# [INPUT ROWS]
* * * * * * *

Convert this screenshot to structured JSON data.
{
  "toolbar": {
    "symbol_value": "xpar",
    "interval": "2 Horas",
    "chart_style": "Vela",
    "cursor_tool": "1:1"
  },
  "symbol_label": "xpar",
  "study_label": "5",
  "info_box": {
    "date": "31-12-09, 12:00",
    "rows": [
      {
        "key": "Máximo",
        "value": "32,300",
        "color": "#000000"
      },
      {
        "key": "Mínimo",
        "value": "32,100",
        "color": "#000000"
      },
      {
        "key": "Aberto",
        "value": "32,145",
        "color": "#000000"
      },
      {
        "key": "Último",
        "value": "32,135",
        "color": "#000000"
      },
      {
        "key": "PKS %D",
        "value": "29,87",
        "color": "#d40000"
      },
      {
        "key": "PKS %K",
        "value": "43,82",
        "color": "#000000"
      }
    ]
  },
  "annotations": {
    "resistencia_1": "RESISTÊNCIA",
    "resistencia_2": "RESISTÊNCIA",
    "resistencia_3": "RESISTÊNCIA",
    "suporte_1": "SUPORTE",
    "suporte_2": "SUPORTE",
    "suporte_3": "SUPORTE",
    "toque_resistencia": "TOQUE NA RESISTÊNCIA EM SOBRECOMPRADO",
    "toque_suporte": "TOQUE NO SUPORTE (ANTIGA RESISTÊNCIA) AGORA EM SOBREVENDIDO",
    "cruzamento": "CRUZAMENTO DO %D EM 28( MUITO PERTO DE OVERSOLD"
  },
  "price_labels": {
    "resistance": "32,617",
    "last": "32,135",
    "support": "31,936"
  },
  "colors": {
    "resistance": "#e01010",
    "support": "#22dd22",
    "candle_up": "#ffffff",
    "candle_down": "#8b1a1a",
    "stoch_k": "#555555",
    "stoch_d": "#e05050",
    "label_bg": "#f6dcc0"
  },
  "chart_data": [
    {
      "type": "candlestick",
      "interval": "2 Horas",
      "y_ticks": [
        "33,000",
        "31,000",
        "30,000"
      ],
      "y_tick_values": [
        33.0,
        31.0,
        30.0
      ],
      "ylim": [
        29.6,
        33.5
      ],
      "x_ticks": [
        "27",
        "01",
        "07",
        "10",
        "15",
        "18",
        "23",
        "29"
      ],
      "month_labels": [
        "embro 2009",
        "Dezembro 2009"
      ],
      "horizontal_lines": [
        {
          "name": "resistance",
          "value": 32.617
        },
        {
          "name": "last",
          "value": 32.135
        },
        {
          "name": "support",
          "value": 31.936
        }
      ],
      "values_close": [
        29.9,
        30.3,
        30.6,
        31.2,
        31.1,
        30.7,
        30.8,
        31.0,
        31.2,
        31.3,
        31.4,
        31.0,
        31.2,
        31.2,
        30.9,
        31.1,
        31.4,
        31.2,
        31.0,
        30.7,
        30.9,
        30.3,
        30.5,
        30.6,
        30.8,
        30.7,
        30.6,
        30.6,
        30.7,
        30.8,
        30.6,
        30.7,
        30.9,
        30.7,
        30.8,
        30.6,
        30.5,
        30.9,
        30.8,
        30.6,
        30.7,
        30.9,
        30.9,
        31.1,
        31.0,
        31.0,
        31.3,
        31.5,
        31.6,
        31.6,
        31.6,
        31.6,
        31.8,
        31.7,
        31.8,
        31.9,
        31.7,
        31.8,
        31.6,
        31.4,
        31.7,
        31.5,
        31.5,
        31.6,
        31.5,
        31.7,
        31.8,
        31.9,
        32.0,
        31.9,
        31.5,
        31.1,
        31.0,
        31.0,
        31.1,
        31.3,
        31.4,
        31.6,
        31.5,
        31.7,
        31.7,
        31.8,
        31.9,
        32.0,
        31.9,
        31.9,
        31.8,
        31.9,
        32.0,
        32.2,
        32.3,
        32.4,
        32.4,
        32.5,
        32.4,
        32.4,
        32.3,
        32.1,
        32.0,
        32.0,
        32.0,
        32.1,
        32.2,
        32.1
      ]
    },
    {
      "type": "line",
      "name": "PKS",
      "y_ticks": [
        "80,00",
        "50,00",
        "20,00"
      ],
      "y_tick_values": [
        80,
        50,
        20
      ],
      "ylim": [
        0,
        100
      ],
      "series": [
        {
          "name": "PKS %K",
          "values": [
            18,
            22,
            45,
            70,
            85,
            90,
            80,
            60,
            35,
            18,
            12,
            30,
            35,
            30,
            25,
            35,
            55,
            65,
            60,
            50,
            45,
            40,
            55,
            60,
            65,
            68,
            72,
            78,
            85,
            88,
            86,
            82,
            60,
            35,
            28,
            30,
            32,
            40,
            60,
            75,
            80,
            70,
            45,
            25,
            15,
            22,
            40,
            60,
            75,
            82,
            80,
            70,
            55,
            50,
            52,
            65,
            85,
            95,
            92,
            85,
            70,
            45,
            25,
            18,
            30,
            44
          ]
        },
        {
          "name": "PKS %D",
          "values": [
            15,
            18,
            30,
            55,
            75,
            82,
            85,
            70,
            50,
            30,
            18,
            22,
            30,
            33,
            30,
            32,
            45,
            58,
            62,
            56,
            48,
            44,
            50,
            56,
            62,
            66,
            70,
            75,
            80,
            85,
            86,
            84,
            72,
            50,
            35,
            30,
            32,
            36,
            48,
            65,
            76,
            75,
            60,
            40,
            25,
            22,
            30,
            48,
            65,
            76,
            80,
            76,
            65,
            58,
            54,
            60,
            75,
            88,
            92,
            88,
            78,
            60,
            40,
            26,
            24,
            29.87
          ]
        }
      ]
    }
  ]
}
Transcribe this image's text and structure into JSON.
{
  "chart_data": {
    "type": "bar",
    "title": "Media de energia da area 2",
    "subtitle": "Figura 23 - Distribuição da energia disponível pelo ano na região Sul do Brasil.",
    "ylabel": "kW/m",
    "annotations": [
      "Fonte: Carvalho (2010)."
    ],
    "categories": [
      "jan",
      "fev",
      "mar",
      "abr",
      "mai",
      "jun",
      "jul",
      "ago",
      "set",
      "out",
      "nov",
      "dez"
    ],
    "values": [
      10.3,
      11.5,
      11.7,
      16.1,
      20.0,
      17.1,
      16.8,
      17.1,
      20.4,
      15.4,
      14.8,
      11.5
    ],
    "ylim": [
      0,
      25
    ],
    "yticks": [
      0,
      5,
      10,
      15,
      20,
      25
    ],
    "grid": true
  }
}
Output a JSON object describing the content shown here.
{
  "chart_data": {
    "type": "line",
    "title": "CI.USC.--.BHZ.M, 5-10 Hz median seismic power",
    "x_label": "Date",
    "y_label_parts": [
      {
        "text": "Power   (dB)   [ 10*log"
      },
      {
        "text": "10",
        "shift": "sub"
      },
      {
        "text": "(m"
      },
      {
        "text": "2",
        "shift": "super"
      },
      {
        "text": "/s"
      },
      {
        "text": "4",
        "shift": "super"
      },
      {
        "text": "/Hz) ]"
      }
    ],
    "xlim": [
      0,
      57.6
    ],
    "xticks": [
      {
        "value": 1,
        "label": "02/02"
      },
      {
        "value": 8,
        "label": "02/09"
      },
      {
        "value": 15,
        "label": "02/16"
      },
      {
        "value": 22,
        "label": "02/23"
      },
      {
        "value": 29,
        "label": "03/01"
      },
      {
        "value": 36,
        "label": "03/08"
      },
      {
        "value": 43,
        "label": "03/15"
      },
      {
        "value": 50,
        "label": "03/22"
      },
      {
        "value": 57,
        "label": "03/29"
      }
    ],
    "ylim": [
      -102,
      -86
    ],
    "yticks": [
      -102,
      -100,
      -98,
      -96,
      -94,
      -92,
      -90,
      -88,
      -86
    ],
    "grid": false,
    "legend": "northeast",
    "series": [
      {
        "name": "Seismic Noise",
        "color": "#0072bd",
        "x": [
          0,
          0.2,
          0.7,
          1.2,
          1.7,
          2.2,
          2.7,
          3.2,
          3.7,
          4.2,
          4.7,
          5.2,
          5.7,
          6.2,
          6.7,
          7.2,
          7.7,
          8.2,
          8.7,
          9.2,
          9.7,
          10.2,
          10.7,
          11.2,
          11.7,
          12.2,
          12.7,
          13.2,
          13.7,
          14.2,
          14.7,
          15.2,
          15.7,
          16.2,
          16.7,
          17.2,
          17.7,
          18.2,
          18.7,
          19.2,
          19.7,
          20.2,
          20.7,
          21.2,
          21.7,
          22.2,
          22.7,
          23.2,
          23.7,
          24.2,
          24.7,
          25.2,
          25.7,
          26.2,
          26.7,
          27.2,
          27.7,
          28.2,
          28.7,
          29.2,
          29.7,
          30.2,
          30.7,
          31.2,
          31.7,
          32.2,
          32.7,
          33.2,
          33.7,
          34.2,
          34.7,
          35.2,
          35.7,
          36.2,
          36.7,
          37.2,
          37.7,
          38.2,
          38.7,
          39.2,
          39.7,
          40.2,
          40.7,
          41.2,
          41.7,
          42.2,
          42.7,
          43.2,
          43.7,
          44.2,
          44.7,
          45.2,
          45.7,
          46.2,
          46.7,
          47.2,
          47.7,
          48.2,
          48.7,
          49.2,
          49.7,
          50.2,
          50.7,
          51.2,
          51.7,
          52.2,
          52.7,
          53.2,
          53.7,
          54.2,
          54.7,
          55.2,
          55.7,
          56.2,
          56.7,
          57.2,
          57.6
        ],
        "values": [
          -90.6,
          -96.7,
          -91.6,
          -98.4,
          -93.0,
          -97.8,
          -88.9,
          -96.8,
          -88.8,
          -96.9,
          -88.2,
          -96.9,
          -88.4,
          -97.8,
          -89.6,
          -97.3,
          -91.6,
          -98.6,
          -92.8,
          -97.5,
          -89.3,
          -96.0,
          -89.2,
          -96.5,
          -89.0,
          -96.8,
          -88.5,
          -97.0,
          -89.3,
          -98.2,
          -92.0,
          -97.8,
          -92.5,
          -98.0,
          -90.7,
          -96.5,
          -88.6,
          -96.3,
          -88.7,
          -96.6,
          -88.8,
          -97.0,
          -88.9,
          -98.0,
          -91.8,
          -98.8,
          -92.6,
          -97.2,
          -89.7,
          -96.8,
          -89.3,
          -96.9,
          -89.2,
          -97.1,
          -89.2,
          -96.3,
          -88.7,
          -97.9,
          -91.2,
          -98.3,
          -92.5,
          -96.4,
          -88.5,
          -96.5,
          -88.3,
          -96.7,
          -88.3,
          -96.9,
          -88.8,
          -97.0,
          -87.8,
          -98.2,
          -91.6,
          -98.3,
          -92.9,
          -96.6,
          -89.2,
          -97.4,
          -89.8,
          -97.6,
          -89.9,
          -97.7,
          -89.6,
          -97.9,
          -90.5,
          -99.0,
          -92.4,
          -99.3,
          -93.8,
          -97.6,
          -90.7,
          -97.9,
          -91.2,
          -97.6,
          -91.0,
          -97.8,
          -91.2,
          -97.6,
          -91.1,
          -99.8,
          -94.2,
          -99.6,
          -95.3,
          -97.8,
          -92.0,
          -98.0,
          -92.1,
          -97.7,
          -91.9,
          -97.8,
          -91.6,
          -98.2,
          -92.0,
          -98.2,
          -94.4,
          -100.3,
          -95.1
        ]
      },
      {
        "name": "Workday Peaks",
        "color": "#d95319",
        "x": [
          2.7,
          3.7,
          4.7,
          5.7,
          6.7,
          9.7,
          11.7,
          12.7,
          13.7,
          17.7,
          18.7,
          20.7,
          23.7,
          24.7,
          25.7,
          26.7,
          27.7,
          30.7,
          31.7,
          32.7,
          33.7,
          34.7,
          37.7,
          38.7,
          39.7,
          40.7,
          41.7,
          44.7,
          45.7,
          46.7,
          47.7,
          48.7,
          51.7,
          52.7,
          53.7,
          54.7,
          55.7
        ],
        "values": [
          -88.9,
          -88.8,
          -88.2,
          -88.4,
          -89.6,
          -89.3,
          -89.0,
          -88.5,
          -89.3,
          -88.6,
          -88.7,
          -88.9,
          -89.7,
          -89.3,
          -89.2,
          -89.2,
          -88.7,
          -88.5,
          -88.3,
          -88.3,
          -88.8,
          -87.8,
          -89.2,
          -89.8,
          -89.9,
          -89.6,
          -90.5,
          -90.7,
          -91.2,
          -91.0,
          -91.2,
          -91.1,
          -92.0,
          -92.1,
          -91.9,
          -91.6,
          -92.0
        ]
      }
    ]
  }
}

* * * * * * *

# [PROBLEM TO SOLVE]
A single figure is required: the number of lines above in which the word "TOQUE" occurs.

# [ANSWER TO THIS PROBLEM]
2